══ GIVEN DATA

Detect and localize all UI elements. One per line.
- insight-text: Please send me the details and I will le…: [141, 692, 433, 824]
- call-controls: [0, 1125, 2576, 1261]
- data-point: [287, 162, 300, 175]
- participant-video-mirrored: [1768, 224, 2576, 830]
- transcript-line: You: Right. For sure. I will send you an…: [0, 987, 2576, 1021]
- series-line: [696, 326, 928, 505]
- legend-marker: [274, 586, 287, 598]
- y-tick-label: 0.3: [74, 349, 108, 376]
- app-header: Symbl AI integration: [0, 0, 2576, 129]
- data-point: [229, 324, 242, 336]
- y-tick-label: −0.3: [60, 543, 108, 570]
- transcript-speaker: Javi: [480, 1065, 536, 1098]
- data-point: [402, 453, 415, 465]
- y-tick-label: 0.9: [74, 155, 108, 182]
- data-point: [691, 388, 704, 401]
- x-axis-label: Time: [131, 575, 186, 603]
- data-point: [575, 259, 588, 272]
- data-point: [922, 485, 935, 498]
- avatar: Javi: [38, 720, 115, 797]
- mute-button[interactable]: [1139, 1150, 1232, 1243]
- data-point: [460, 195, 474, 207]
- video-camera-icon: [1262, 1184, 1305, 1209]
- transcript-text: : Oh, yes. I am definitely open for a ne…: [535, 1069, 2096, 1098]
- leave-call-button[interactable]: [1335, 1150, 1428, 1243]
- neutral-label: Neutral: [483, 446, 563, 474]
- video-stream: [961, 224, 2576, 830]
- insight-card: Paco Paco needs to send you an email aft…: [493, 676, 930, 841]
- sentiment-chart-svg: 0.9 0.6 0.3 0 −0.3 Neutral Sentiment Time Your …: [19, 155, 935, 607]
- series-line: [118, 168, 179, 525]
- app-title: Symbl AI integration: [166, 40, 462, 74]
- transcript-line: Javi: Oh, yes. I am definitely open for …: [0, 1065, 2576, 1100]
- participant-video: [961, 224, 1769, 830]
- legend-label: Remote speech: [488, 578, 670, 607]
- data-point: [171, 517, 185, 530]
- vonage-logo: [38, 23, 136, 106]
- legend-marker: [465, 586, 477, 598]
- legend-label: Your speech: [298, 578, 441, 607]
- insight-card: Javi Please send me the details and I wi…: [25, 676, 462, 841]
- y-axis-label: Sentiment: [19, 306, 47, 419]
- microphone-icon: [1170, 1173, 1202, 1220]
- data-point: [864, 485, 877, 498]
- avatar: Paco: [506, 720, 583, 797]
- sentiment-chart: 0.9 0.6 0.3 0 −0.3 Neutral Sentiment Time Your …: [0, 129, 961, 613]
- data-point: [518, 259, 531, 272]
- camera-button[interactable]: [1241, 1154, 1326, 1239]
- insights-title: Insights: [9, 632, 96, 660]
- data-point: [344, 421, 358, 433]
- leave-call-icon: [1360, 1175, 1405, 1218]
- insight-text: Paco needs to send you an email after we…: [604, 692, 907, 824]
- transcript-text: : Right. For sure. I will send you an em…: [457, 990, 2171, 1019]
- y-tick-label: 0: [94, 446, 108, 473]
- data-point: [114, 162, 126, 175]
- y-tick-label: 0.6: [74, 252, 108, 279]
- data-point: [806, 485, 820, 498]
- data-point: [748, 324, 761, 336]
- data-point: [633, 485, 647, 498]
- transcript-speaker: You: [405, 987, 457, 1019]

════

## WHAT IS BEING ASKED
Rename "Remote speech" to "Guest speech" throughout the rows above, and give all the rows again with nothing else changed.

## OUTPUT
Detect and localize all UI elements. One per line.
- insight-text: Please send me the details and I will le…: [141, 692, 433, 824]
- call-controls: [0, 1125, 2576, 1261]
- data-point: [287, 162, 300, 175]
- participant-video-mirrored: [1768, 224, 2576, 830]
- transcript-line: You: Right. For sure. I will send you an…: [0, 987, 2576, 1021]
- series-line: [696, 326, 928, 505]
- legend-marker: [274, 586, 287, 598]
- y-tick-label: 0.3: [74, 349, 108, 376]
- app-header: Symbl AI integration: [0, 0, 2576, 129]
- data-point: [229, 324, 242, 336]
- y-tick-label: −0.3: [60, 543, 108, 570]
- transcript-speaker: Javi: [480, 1065, 536, 1098]
- data-point: [402, 453, 415, 465]
- y-tick-label: 0.9: [74, 155, 108, 182]
- data-point: [691, 388, 704, 401]
- x-axis-label: Time: [131, 575, 186, 603]
- data-point: [575, 259, 588, 272]
- data-point: [922, 485, 935, 498]
- avatar: Javi: [38, 720, 115, 797]
- mute-button[interactable]: [1139, 1150, 1232, 1243]
- data-point: [460, 195, 474, 207]
- video-camera-icon: [1262, 1184, 1305, 1209]
- transcript-text: : Oh, yes. I am definitely open for a ne…: [535, 1069, 2096, 1098]
- leave-call-button[interactable]: [1335, 1150, 1428, 1243]
- neutral-label: Neutral: [483, 446, 563, 474]
- video-stream: [961, 224, 2576, 830]
- insight-card: Paco Paco needs to send you an email aft…: [493, 676, 930, 841]
- sentiment-chart-svg: 0.9 0.6 0.3 0 −0.3 Neutral Sentiment Time Your …: [19, 155, 935, 607]
- series-line: [118, 168, 179, 525]
- app-title: Symbl AI integration: [166, 40, 462, 74]
- transcript-line: Javi: Oh, yes. I am definitely open for …: [0, 1065, 2576, 1100]
- participant-video: [961, 224, 1769, 830]
- legend-label: Guest speech: [488, 578, 670, 607]
- data-point: [171, 517, 185, 530]
- vonage-logo: [38, 23, 136, 106]
- legend-marker: [465, 586, 477, 598]
- legend-label: Your speech: [298, 578, 441, 607]
- insight-card: Javi Please send me the details and I wi…: [25, 676, 462, 841]
- y-axis-label: Sentiment: [19, 306, 47, 419]
- microphone-icon: [1170, 1173, 1202, 1220]
- data-point: [864, 485, 877, 498]
- avatar: Paco: [506, 720, 583, 797]
- sentiment-chart: 0.9 0.6 0.3 0 −0.3 Neutral Sentiment Time Your …: [0, 129, 961, 613]
- data-point: [518, 259, 531, 272]
- camera-button[interactable]: [1241, 1154, 1326, 1239]
- insights-title: Insights: [9, 632, 96, 660]
- data-point: [344, 421, 358, 433]
- leave-call-icon: [1360, 1175, 1405, 1218]
- insight-text: Paco needs to send you an email after we…: [604, 692, 907, 824]
- transcript-text: : Right. For sure. I will send you an em…: [457, 990, 2171, 1019]
- y-tick-label: 0: [94, 446, 108, 473]
- data-point: [114, 162, 126, 175]
- y-tick-label: 0.6: [74, 252, 108, 279]
- data-point: [806, 485, 820, 498]
- data-point: [748, 324, 761, 336]
- data-point: [633, 485, 647, 498]
- transcript-speaker: You: [405, 987, 457, 1019]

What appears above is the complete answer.